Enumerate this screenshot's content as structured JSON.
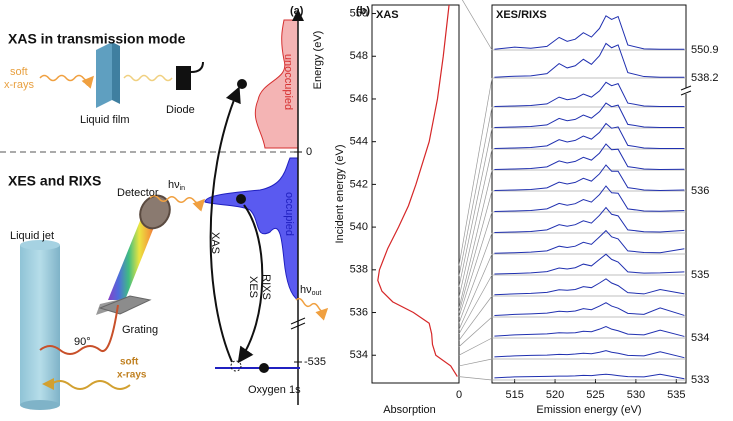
{
  "panel_a": {
    "label": "(a)",
    "xas_title": "XAS in transmission mode",
    "soft_1": "soft",
    "xrays_1": "x-rays",
    "film": "Liquid film",
    "diode": "Diode",
    "xes_title": "XES and RIXS",
    "jet": "Liquid jet",
    "detector": "Detector",
    "grating": "Grating",
    "angle": "90°",
    "soft_2": "soft",
    "xrays_2": "x-rays",
    "energy_axis": "Energy (eV)",
    "tick_zero": "0",
    "tick_core": "-535",
    "unoccupied": "unoccupied",
    "occupied": "occupied",
    "arrow_xas": "XAS",
    "arrow_xes": "XES",
    "arrow_rixs": "RIXS",
    "hv_in": {
      "main": "hν",
      "sub": "in"
    },
    "hv_out": {
      "main": "hν",
      "sub": "out"
    },
    "core_level": "Oxygen 1s"
  },
  "panel_b_label": "(b)",
  "chart_data": [
    {
      "type": "line",
      "title": "XAS",
      "x_label": "Absorption",
      "y_label": "Incident energy (eV)",
      "color": "#d62728",
      "x": [
        0.02,
        0.1,
        0.28,
        0.32,
        0.33,
        0.36,
        0.55,
        0.8,
        0.93,
        0.98,
        0.96,
        0.86,
        0.73,
        0.61,
        0.52,
        0.36,
        0.26,
        0.19,
        0.12
      ],
      "y": [
        533,
        533.5,
        534,
        534.5,
        535,
        535.5,
        536,
        536.5,
        537,
        537.5,
        538,
        539,
        540,
        541,
        542,
        544,
        546,
        548,
        550.4
      ],
      "xlim": [
        1.05,
        0
      ],
      "xticks": [
        0
      ],
      "ylim": [
        532.7,
        550.4
      ],
      "yticks": [
        534,
        536,
        538,
        540,
        542,
        544,
        546,
        548,
        550
      ]
    },
    {
      "type": "stacked-spectra",
      "title": "XES/RIXS",
      "x_label": "Emission energy (eV)",
      "color": "#2030b0",
      "xlim": [
        512.2,
        536.2
      ],
      "xticks": [
        515,
        520,
        525,
        530,
        535
      ],
      "x": [
        512.5,
        515,
        517,
        519,
        520.5,
        521.5,
        522.5,
        523.5,
        524.5,
        525.5,
        526.3,
        527,
        527.8,
        529,
        531,
        533,
        536
      ],
      "rows": [
        {
          "incident": 550.9,
          "labeled": true,
          "values": [
            0.02,
            0.08,
            0.05,
            0.1,
            0.35,
            0.24,
            0.3,
            0.48,
            0.36,
            0.6,
            0.95,
            0.85,
            0.93,
            0.14,
            0.03,
            0.02,
            0.02
          ]
        },
        {
          "incident": 538.2,
          "labeled": true,
          "values": [
            0.02,
            0.05,
            0.06,
            0.12,
            0.4,
            0.28,
            0.34,
            0.52,
            0.38,
            0.62,
            0.96,
            0.84,
            0.92,
            0.15,
            0.04,
            0.02,
            0.02
          ]
        },
        {
          "incident": 537.7,
          "values": [
            0.02,
            0.04,
            0.06,
            0.12,
            0.38,
            0.28,
            0.33,
            0.5,
            0.38,
            0.62,
            0.95,
            0.82,
            0.9,
            0.15,
            0.04,
            0.02,
            0.02
          ]
        },
        {
          "incident": 537.2,
          "values": [
            0.02,
            0.04,
            0.06,
            0.12,
            0.37,
            0.28,
            0.33,
            0.5,
            0.38,
            0.63,
            0.96,
            0.82,
            0.88,
            0.14,
            0.04,
            0.02,
            0.02
          ]
        },
        {
          "incident": 536.7,
          "values": [
            0.02,
            0.04,
            0.06,
            0.12,
            0.36,
            0.27,
            0.33,
            0.5,
            0.38,
            0.64,
            0.98,
            0.8,
            0.85,
            0.14,
            0.04,
            0.02,
            0.02
          ]
        },
        {
          "incident": 536.2,
          "values": [
            0.02,
            0.04,
            0.06,
            0.12,
            0.35,
            0.27,
            0.33,
            0.49,
            0.38,
            0.65,
            1.0,
            0.78,
            0.8,
            0.13,
            0.04,
            0.02,
            0.03
          ]
        },
        {
          "incident": 536,
          "labeled": true,
          "values": [
            0.02,
            0.04,
            0.06,
            0.12,
            0.34,
            0.27,
            0.33,
            0.49,
            0.38,
            0.66,
            1.0,
            0.76,
            0.76,
            0.13,
            0.04,
            0.02,
            0.04
          ]
        },
        {
          "incident": 535.8,
          "values": [
            0.02,
            0.04,
            0.06,
            0.12,
            0.33,
            0.26,
            0.32,
            0.48,
            0.38,
            0.67,
            1.0,
            0.74,
            0.72,
            0.12,
            0.04,
            0.03,
            0.06
          ]
        },
        {
          "incident": 535.5,
          "values": [
            0.02,
            0.04,
            0.06,
            0.12,
            0.32,
            0.26,
            0.32,
            0.47,
            0.38,
            0.68,
            0.98,
            0.72,
            0.66,
            0.12,
            0.05,
            0.04,
            0.1
          ]
        },
        {
          "incident": 535.2,
          "values": [
            0.03,
            0.05,
            0.07,
            0.12,
            0.3,
            0.25,
            0.3,
            0.45,
            0.37,
            0.66,
            0.9,
            0.66,
            0.58,
            0.12,
            0.06,
            0.05,
            0.2
          ]
        },
        {
          "incident": 535,
          "labeled": true,
          "values": [
            0.04,
            0.06,
            0.08,
            0.13,
            0.27,
            0.23,
            0.28,
            0.42,
            0.35,
            0.6,
            0.8,
            0.6,
            0.5,
            0.12,
            0.07,
            0.08,
            0.12
          ]
        },
        {
          "incident": 534.7,
          "values": [
            0.05,
            0.08,
            0.1,
            0.14,
            0.24,
            0.22,
            0.25,
            0.36,
            0.32,
            0.5,
            0.66,
            0.5,
            0.4,
            0.13,
            0.08,
            0.25,
            0.08
          ]
        },
        {
          "incident": 534.4,
          "values": [
            0.06,
            0.1,
            0.12,
            0.15,
            0.22,
            0.2,
            0.23,
            0.32,
            0.28,
            0.42,
            0.55,
            0.42,
            0.34,
            0.14,
            0.1,
            0.35,
            0.06
          ]
        },
        {
          "incident": 534,
          "labeled": true,
          "values": [
            0.07,
            0.12,
            0.14,
            0.16,
            0.2,
            0.19,
            0.2,
            0.26,
            0.24,
            0.34,
            0.44,
            0.34,
            0.28,
            0.15,
            0.12,
            0.3,
            0.06
          ]
        },
        {
          "incident": 533.5,
          "values": [
            0.08,
            0.12,
            0.14,
            0.15,
            0.18,
            0.17,
            0.19,
            0.22,
            0.2,
            0.26,
            0.32,
            0.26,
            0.22,
            0.14,
            0.12,
            0.28,
            0.05
          ]
        },
        {
          "incident": 533,
          "labeled": true,
          "values": [
            0.08,
            0.12,
            0.13,
            0.14,
            0.15,
            0.15,
            0.16,
            0.18,
            0.17,
            0.2,
            0.22,
            0.2,
            0.17,
            0.13,
            0.12,
            0.22,
            0.05
          ]
        }
      ]
    }
  ]
}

========================================================================

AIM OF THE TASK: Every entry above needs to be retyped exactly; drop the pictures.

SOLUTION TO THE EXERCISE:
Enumerate this screenshot's content as structured JSON.
{
  "panel_a": {
    "label": "(a)",
    "xas_title": "XAS in transmission mode",
    "soft_1": "soft",
    "xrays_1": "x-rays",
    "film": "Liquid film",
    "diode": "Diode",
    "xes_title": "XES and RIXS",
    "jet": "Liquid jet",
    "detector": "Detector",
    "grating": "Grating",
    "angle": "90°",
    "soft_2": "soft",
    "xrays_2": "x-rays",
    "energy_axis": "Energy (eV)",
    "tick_zero": "0",
    "tick_core": "-535",
    "unoccupied": "unoccupied",
    "occupied": "occupied",
    "arrow_xas": "XAS",
    "arrow_xes": "XES",
    "arrow_rixs": "RIXS",
    "hv_in": {
      "main": "hν",
      "sub": "in"
    },
    "hv_out": {
      "main": "hν",
      "sub": "out"
    },
    "core_level": "Oxygen 1s"
  },
  "panel_b_label": "(b)",
  "chart_data": [
    {
      "type": "line",
      "title": "XAS",
      "x_label": "Absorption",
      "y_label": "Incident energy (eV)",
      "color": "#d62728",
      "x": [
        0.02,
        0.1,
        0.28,
        0.32,
        0.33,
        0.36,
        0.55,
        0.8,
        0.93,
        0.98,
        0.96,
        0.86,
        0.73,
        0.61,
        0.52,
        0.36,
        0.26,
        0.19,
        0.12
      ],
      "y": [
        533,
        533.5,
        534,
        534.5,
        535,
        535.5,
        536,
        536.5,
        537,
        537.5,
        538,
        539,
        540,
        541,
        542,
        544,
        546,
        548,
        550.4
      ],
      "xlim": [
        1.05,
        0
      ],
      "xticks": [
        0
      ],
      "ylim": [
        532.7,
        550.4
      ],
      "yticks": [
        534,
        536,
        538,
        540,
        542,
        544,
        546,
        548,
        550
      ]
    },
    {
      "type": "stacked-spectra",
      "title": "XES/RIXS",
      "x_label": "Emission energy (eV)",
      "color": "#2030b0",
      "xlim": [
        512.2,
        536.2
      ],
      "xticks": [
        515,
        520,
        525,
        530,
        535
      ],
      "x": [
        512.5,
        515,
        517,
        519,
        520.5,
        521.5,
        522.5,
        523.5,
        524.5,
        525.5,
        526.3,
        527,
        527.8,
        529,
        531,
        533,
        536
      ],
      "rows": [
        {
          "incident": 550.9,
          "labeled": true,
          "values": [
            0.02,
            0.08,
            0.05,
            0.1,
            0.35,
            0.24,
            0.3,
            0.48,
            0.36,
            0.6,
            0.95,
            0.85,
            0.93,
            0.14,
            0.03,
            0.02,
            0.02
          ]
        },
        {
          "incident": 538.2,
          "labeled": true,
          "values": [
            0.02,
            0.05,
            0.06,
            0.12,
            0.4,
            0.28,
            0.34,
            0.52,
            0.38,
            0.62,
            0.96,
            0.84,
            0.92,
            0.15,
            0.04,
            0.02,
            0.02
          ]
        },
        {
          "incident": 537.7,
          "values": [
            0.02,
            0.04,
            0.06,
            0.12,
            0.38,
            0.28,
            0.33,
            0.5,
            0.38,
            0.62,
            0.95,
            0.82,
            0.9,
            0.15,
            0.04,
            0.02,
            0.02
          ]
        },
        {
          "incident": 537.2,
          "values": [
            0.02,
            0.04,
            0.06,
            0.12,
            0.37,
            0.28,
            0.33,
            0.5,
            0.38,
            0.63,
            0.96,
            0.82,
            0.88,
            0.14,
            0.04,
            0.02,
            0.02
          ]
        },
        {
          "incident": 536.7,
          "values": [
            0.02,
            0.04,
            0.06,
            0.12,
            0.36,
            0.27,
            0.33,
            0.5,
            0.38,
            0.64,
            0.98,
            0.8,
            0.85,
            0.14,
            0.04,
            0.02,
            0.02
          ]
        },
        {
          "incident": 536.2,
          "values": [
            0.02,
            0.04,
            0.06,
            0.12,
            0.35,
            0.27,
            0.33,
            0.49,
            0.38,
            0.65,
            1.0,
            0.78,
            0.8,
            0.13,
            0.04,
            0.02,
            0.03
          ]
        },
        {
          "incident": 536,
          "labeled": true,
          "values": [
            0.02,
            0.04,
            0.06,
            0.12,
            0.34,
            0.27,
            0.33,
            0.49,
            0.38,
            0.66,
            1.0,
            0.76,
            0.76,
            0.13,
            0.04,
            0.02,
            0.04
          ]
        },
        {
          "incident": 535.8,
          "values": [
            0.02,
            0.04,
            0.06,
            0.12,
            0.33,
            0.26,
            0.32,
            0.48,
            0.38,
            0.67,
            1.0,
            0.74,
            0.72,
            0.12,
            0.04,
            0.03,
            0.06
          ]
        },
        {
          "incident": 535.5,
          "values": [
            0.02,
            0.04,
            0.06,
            0.12,
            0.32,
            0.26,
            0.32,
            0.47,
            0.38,
            0.68,
            0.98,
            0.72,
            0.66,
            0.12,
            0.05,
            0.04,
            0.1
          ]
        },
        {
          "incident": 535.2,
          "values": [
            0.03,
            0.05,
            0.07,
            0.12,
            0.3,
            0.25,
            0.3,
            0.45,
            0.37,
            0.66,
            0.9,
            0.66,
            0.58,
            0.12,
            0.06,
            0.05,
            0.2
          ]
        },
        {
          "incident": 535,
          "labeled": true,
          "values": [
            0.04,
            0.06,
            0.08,
            0.13,
            0.27,
            0.23,
            0.28,
            0.42,
            0.35,
            0.6,
            0.8,
            0.6,
            0.5,
            0.12,
            0.07,
            0.08,
            0.12
          ]
        },
        {
          "incident": 534.7,
          "values": [
            0.05,
            0.08,
            0.1,
            0.14,
            0.24,
            0.22,
            0.25,
            0.36,
            0.32,
            0.5,
            0.66,
            0.5,
            0.4,
            0.13,
            0.08,
            0.25,
            0.08
          ]
        },
        {
          "incident": 534.4,
          "values": [
            0.06,
            0.1,
            0.12,
            0.15,
            0.22,
            0.2,
            0.23,
            0.32,
            0.28,
            0.42,
            0.55,
            0.42,
            0.34,
            0.14,
            0.1,
            0.35,
            0.06
          ]
        },
        {
          "incident": 534,
          "labeled": true,
          "values": [
            0.07,
            0.12,
            0.14,
            0.16,
            0.2,
            0.19,
            0.2,
            0.26,
            0.24,
            0.34,
            0.44,
            0.34,
            0.28,
            0.15,
            0.12,
            0.3,
            0.06
          ]
        },
        {
          "incident": 533.5,
          "values": [
            0.08,
            0.12,
            0.14,
            0.15,
            0.18,
            0.17,
            0.19,
            0.22,
            0.2,
            0.26,
            0.32,
            0.26,
            0.22,
            0.14,
            0.12,
            0.28,
            0.05
          ]
        },
        {
          "incident": 533,
          "labeled": true,
          "values": [
            0.08,
            0.12,
            0.13,
            0.14,
            0.15,
            0.15,
            0.16,
            0.18,
            0.17,
            0.2,
            0.22,
            0.2,
            0.17,
            0.13,
            0.12,
            0.22,
            0.05
          ]
        }
      ]
    }
  ]
}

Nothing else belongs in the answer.